DO THIS:
Below is some material; set it all down exactly, apart from the pictures.

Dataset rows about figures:
------------------------------------------------

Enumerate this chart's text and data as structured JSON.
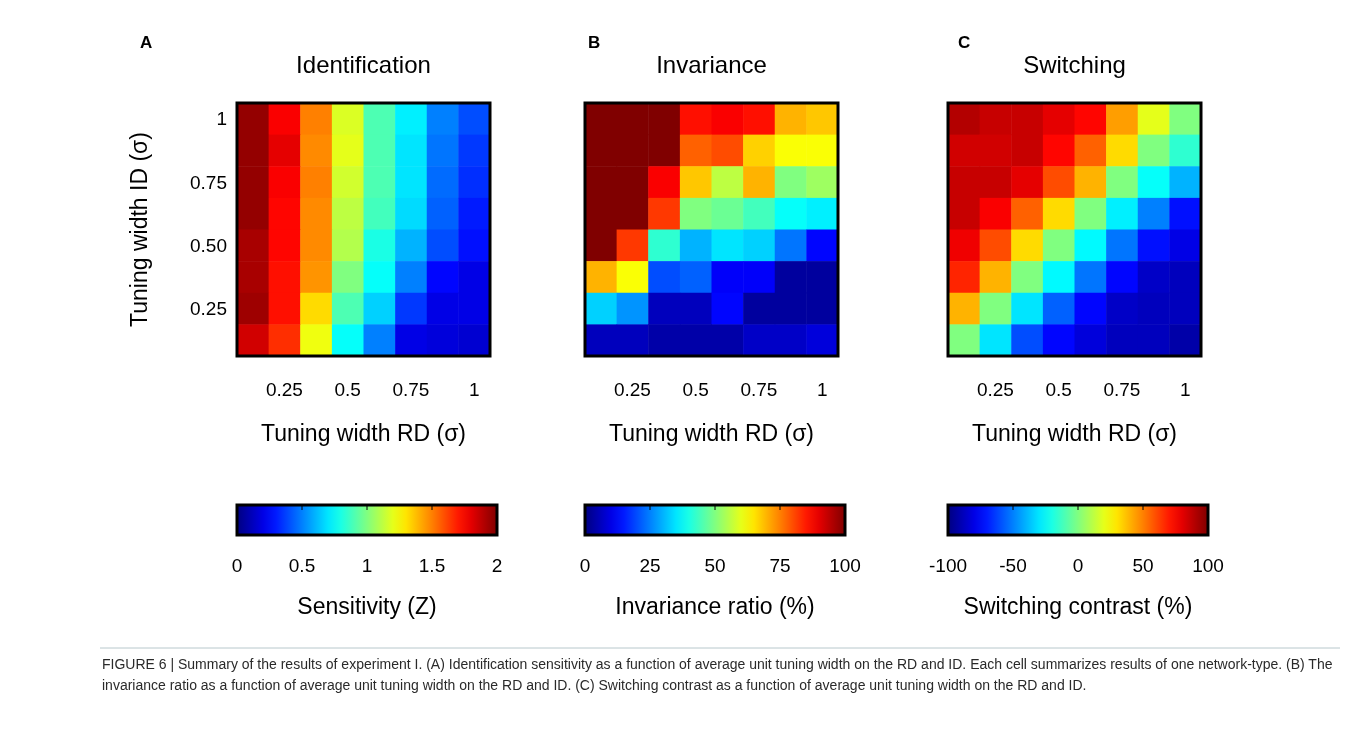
{
  "chart_data": [
    {
      "type": "heatmap",
      "title": "Identification",
      "xlabel": "Tuning width RD (σ)",
      "ylabel": "Tuning width ID (σ)",
      "clabel": "Sensitivity (Z)",
      "annotations": [
        "A",
        "FIGURE 6 | Summary of the results of experiment I. (A) Identification sensitivity as a function of average unit tuning width on the RD and ID. Each cell summarizes results of one network-type. (B) The invariance ratio as a function of average unit tuning width on the RD and ID. (C) Switching contrast as a function of average unit tuning width on the RD and ID."
      ],
      "categories": [
        null,
        "0.25",
        null,
        "0.5",
        null,
        "0.75",
        null,
        "1"
      ],
      "y_categories": [
        "1",
        null,
        "0.75",
        null,
        "0.50",
        null,
        "0.25",
        null
      ],
      "cells": [
        [
          1.96,
          1.76,
          1.5,
          1.18,
          0.9,
          0.72,
          0.5,
          0.4
        ],
        [
          1.96,
          1.8,
          1.48,
          1.2,
          0.9,
          0.7,
          0.48,
          0.36
        ],
        [
          1.96,
          1.76,
          1.5,
          1.16,
          0.9,
          0.7,
          0.46,
          0.34
        ],
        [
          1.96,
          1.74,
          1.48,
          1.12,
          0.88,
          0.68,
          0.44,
          0.3
        ],
        [
          1.92,
          1.74,
          1.48,
          1.1,
          0.8,
          0.6,
          0.4,
          0.28
        ],
        [
          1.92,
          1.72,
          1.46,
          1.0,
          0.76,
          0.5,
          0.26,
          0.2
        ],
        [
          1.94,
          1.72,
          1.32,
          0.9,
          0.66,
          0.36,
          0.2,
          0.2
        ],
        [
          1.84,
          1.66,
          1.22,
          0.76,
          0.5,
          0.2,
          0.18,
          0.16
        ]
      ],
      "clim": [
        0,
        2
      ],
      "cticks": [
        0,
        0.5,
        1,
        1.5,
        2
      ]
    },
    {
      "type": "heatmap",
      "title": "Invariance",
      "xlabel": "Tuning width RD (σ)",
      "clabel": "Invariance ratio (%)",
      "annotations": [
        "B"
      ],
      "tick_labels": "x",
      "categories": [
        null,
        "0.25",
        null,
        "0.5",
        null,
        "0.75",
        null,
        "1"
      ],
      "y_categories": [
        "1",
        null,
        "0.75",
        null,
        "0.50",
        null,
        "0.25",
        null
      ],
      "cells": [
        [
          100,
          100,
          100,
          86,
          88,
          86,
          70,
          68
        ],
        [
          100,
          100,
          100,
          78,
          80,
          67,
          62,
          62
        ],
        [
          100,
          100,
          88,
          68,
          56,
          70,
          50,
          53
        ],
        [
          100,
          100,
          82,
          50,
          48,
          44,
          38,
          36
        ],
        [
          100,
          82,
          42,
          30,
          35,
          33,
          24,
          13
        ],
        [
          70,
          62,
          20,
          22,
          12,
          12,
          3,
          3
        ],
        [
          33,
          27,
          6,
          6,
          13,
          3,
          3,
          3
        ],
        [
          6,
          6,
          4,
          4,
          4,
          7,
          7,
          9
        ]
      ],
      "clim": [
        0,
        100
      ],
      "cticks": [
        0,
        25,
        50,
        75,
        100
      ]
    },
    {
      "type": "heatmap",
      "title": "Switching",
      "xlabel": "Tuning width RD (σ)",
      "clabel": "Switching contrast (%)",
      "annotations": [
        "C"
      ],
      "tick_labels": "x",
      "categories": [
        null,
        "0.25",
        null,
        "0.5",
        null,
        "0.75",
        null,
        "1"
      ],
      "y_categories": [
        "1",
        null,
        "0.75",
        null,
        "0.50",
        null,
        "0.25",
        null
      ],
      "cells": [
        [
          90,
          86,
          86,
          80,
          74,
          44,
          20,
          0
        ],
        [
          84,
          84,
          86,
          74,
          56,
          32,
          0,
          -16
        ],
        [
          86,
          86,
          80,
          60,
          40,
          0,
          -24,
          -40
        ],
        [
          86,
          76,
          56,
          32,
          0,
          -28,
          -50,
          -72
        ],
        [
          78,
          60,
          32,
          0,
          -26,
          -52,
          -72,
          -80
        ],
        [
          68,
          40,
          0,
          -26,
          -52,
          -74,
          -86,
          -88
        ],
        [
          40,
          0,
          -30,
          -56,
          -74,
          -86,
          -88,
          -88
        ],
        [
          0,
          -30,
          -60,
          -74,
          -82,
          -88,
          -88,
          -92
        ]
      ],
      "clim": [
        -100,
        100
      ],
      "cticks": [
        -100,
        -50,
        0,
        50,
        100
      ]
    }
  ]
}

------------------------------------------------

SOLVED PROBLEM:
Enumerate this chart's text and data as structured JSON.
{
  "chart_data": [
    {
      "type": "heatmap",
      "title": "Identification",
      "xlabel": "Tuning width RD (σ)",
      "ylabel": "Tuning width ID (σ)",
      "clabel": "Sensitivity (Z)",
      "annotations": [
        "A",
        "FIGURE 6 | Summary of the results of experiment I. (A) Identification sensitivity as a function of average unit tuning width on the RD and ID. Each cell summarizes results of one network-type. (B) The invariance ratio as a function of average unit tuning width on the RD and ID. (C) Switching contrast as a function of average unit tuning width on the RD and ID."
      ],
      "categories": [
        null,
        "0.25",
        null,
        "0.5",
        null,
        "0.75",
        null,
        "1"
      ],
      "y_categories": [
        "1",
        null,
        "0.75",
        null,
        "0.50",
        null,
        "0.25",
        null
      ],
      "cells": [
        [
          1.96,
          1.76,
          1.5,
          1.18,
          0.9,
          0.72,
          0.5,
          0.4
        ],
        [
          1.96,
          1.8,
          1.48,
          1.2,
          0.9,
          0.7,
          0.48,
          0.36
        ],
        [
          1.96,
          1.76,
          1.5,
          1.16,
          0.9,
          0.7,
          0.46,
          0.34
        ],
        [
          1.96,
          1.74,
          1.48,
          1.12,
          0.88,
          0.68,
          0.44,
          0.3
        ],
        [
          1.92,
          1.74,
          1.48,
          1.1,
          0.8,
          0.6,
          0.4,
          0.28
        ],
        [
          1.92,
          1.72,
          1.46,
          1.0,
          0.76,
          0.5,
          0.26,
          0.2
        ],
        [
          1.94,
          1.72,
          1.32,
          0.9,
          0.66,
          0.36,
          0.2,
          0.2
        ],
        [
          1.84,
          1.66,
          1.22,
          0.76,
          0.5,
          0.2,
          0.18,
          0.16
        ]
      ],
      "clim": [
        0,
        2
      ],
      "cticks": [
        0,
        0.5,
        1,
        1.5,
        2
      ]
    },
    {
      "type": "heatmap",
      "title": "Invariance",
      "xlabel": "Tuning width RD (σ)",
      "clabel": "Invariance ratio (%)",
      "annotations": [
        "B"
      ],
      "tick_labels": "x",
      "categories": [
        null,
        "0.25",
        null,
        "0.5",
        null,
        "0.75",
        null,
        "1"
      ],
      "y_categories": [
        "1",
        null,
        "0.75",
        null,
        "0.50",
        null,
        "0.25",
        null
      ],
      "cells": [
        [
          100,
          100,
          100,
          86,
          88,
          86,
          70,
          68
        ],
        [
          100,
          100,
          100,
          78,
          80,
          67,
          62,
          62
        ],
        [
          100,
          100,
          88,
          68,
          56,
          70,
          50,
          53
        ],
        [
          100,
          100,
          82,
          50,
          48,
          44,
          38,
          36
        ],
        [
          100,
          82,
          42,
          30,
          35,
          33,
          24,
          13
        ],
        [
          70,
          62,
          20,
          22,
          12,
          12,
          3,
          3
        ],
        [
          33,
          27,
          6,
          6,
          13,
          3,
          3,
          3
        ],
        [
          6,
          6,
          4,
          4,
          4,
          7,
          7,
          9
        ]
      ],
      "clim": [
        0,
        100
      ],
      "cticks": [
        0,
        25,
        50,
        75,
        100
      ]
    },
    {
      "type": "heatmap",
      "title": "Switching",
      "xlabel": "Tuning width RD (σ)",
      "clabel": "Switching contrast (%)",
      "annotations": [
        "C"
      ],
      "tick_labels": "x",
      "categories": [
        null,
        "0.25",
        null,
        "0.5",
        null,
        "0.75",
        null,
        "1"
      ],
      "y_categories": [
        "1",
        null,
        "0.75",
        null,
        "0.50",
        null,
        "0.25",
        null
      ],
      "cells": [
        [
          90,
          86,
          86,
          80,
          74,
          44,
          20,
          0
        ],
        [
          84,
          84,
          86,
          74,
          56,
          32,
          0,
          -16
        ],
        [
          86,
          86,
          80,
          60,
          40,
          0,
          -24,
          -40
        ],
        [
          86,
          76,
          56,
          32,
          0,
          -28,
          -50,
          -72
        ],
        [
          78,
          60,
          32,
          0,
          -26,
          -52,
          -72,
          -80
        ],
        [
          68,
          40,
          0,
          -26,
          -52,
          -74,
          -86,
          -88
        ],
        [
          40,
          0,
          -30,
          -56,
          -74,
          -86,
          -88,
          -88
        ],
        [
          0,
          -30,
          -60,
          -74,
          -82,
          -88,
          -88,
          -92
        ]
      ],
      "clim": [
        -100,
        100
      ],
      "cticks": [
        -100,
        -50,
        0,
        50,
        100
      ]
    }
  ]
}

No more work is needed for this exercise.